──────── Extract to read ────────
Wireless will come into it’s own for public infrastructure in the longer term. No trailing cables, no plugin hassle, nothing to easily vandalise, no ugly posts sticking out everywhere. Getting it onto the cars via the home is the first step.
Nissans teaser trailer showing charging via a curb shows that they get this.

Love that video. (again I am with Plugless) but that is years and years away. We have been involved in the dynamic wireless charging test-bed built down in Clemson at ITIC (we are the “Evatran” in those announcements), but the vast majority of our focus is expanding the EVs Plugless supports (Tesla S rollout is very close – then BMW i3…both at 6.6kW and more in 2016).

I’ve had my Plugless for almost 2 years and would not go back to the plug. All that talk about efficiency is rubish to me cause if i had a Tesla, i would be about 30% less efficient since the Tesla uses so much more electrons to do the same job my Volt does. Its a question of perseption really and convenience. This system is probably not for eveybody but ask your wife if she enjoys plugging the car as much as you do and that should be enough for anybody to enjoy the Plugless way. $30 worth of electrons more a year is WELL worth it. If efficiency is all that matters, we’d all be driving Imievs….think about it, the plug might just be a big reason why people dont switch to EVs, as ridiculous as it may sound. To all, a very merry Plugless Christmas!
──────── Data shown ────────
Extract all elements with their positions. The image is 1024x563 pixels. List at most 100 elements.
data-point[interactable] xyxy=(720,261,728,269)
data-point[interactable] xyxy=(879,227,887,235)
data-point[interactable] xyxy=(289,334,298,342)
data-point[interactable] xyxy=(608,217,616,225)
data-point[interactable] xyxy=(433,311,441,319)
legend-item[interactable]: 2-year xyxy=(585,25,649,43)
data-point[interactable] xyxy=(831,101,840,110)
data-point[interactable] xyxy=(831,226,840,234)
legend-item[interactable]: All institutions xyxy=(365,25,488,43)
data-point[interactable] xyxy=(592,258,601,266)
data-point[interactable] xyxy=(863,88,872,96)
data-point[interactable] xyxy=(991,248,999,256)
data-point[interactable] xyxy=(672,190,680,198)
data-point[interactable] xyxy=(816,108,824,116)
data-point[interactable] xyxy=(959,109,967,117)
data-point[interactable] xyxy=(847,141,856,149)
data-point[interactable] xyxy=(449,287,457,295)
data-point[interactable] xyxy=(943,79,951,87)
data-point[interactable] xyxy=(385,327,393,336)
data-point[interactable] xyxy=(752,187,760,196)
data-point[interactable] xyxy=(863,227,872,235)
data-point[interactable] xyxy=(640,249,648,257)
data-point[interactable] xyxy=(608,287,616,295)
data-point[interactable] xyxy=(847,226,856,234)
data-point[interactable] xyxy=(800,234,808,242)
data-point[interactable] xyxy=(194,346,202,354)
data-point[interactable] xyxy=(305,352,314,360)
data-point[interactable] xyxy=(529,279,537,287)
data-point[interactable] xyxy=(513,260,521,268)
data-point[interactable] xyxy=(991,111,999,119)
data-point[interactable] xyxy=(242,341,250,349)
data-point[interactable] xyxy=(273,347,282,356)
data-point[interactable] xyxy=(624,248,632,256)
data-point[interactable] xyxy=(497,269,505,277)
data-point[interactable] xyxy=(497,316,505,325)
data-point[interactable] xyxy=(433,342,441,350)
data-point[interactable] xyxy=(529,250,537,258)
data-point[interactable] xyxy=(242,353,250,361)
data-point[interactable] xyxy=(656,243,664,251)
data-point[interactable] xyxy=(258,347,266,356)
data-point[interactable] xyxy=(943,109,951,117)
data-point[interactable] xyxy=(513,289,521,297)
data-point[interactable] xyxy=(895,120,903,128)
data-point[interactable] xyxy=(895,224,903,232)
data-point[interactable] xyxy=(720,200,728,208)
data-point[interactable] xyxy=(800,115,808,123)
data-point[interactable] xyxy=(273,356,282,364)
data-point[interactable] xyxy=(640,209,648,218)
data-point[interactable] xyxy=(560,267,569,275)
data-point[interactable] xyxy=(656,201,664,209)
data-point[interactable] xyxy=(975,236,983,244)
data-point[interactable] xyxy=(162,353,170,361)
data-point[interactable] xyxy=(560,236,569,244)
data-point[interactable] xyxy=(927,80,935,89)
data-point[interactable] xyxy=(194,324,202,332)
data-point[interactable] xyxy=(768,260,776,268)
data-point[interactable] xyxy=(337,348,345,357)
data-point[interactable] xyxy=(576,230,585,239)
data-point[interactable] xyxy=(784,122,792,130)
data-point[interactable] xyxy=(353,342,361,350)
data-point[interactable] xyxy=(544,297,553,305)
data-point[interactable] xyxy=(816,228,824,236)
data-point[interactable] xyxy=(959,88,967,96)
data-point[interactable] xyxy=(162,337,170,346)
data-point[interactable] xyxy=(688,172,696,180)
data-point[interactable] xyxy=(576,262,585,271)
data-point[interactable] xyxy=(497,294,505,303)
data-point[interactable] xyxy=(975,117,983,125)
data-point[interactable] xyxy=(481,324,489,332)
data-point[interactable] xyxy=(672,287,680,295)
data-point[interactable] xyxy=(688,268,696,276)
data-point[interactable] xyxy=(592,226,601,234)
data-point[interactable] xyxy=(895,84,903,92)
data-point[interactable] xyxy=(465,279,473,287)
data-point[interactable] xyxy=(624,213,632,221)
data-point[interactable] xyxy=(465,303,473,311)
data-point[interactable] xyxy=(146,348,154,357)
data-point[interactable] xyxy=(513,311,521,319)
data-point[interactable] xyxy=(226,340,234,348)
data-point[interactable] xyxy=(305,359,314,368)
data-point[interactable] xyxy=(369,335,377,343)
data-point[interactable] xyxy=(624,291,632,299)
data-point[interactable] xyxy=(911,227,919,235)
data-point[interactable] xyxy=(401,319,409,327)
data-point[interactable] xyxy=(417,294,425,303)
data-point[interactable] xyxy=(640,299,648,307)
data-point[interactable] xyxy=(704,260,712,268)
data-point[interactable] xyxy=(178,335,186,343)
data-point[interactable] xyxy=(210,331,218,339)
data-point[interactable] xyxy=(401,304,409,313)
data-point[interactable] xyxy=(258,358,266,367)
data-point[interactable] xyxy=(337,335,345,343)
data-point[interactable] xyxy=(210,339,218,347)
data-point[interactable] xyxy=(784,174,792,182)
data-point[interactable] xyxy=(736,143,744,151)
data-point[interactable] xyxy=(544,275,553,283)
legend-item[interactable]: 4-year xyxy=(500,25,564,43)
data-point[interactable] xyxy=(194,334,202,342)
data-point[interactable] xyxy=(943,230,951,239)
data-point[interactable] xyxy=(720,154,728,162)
────────
• [Assigned task]: From the comments on wireless electric car charging, extract the passage from "I’ve had my" to "merry Plugless Christmas!" word for word.

• [Finished task]:
I’ve had my Plugless for almost 2 years and would not go back to the plug. All that talk about efficiency is rubish to me cause if i had a Tesla, i would be about 30% less efficient since the Tesla uses so much more electrons to do the same job my Volt does. Its a question of perseption really and convenience. This system is probably not for eveybody but ask your wife if she enjoys plugging the car as much as you do and that should be enough for anybody to enjoy the Plugless way. $30 worth of electrons more a year is WELL worth it. If efficiency is all that matters, we’d all be driving Imievs….think about it, the plug might just be a big reason why people dont switch to EVs, as ridiculous as it may sound. To all, a very merry Plugless Christmas!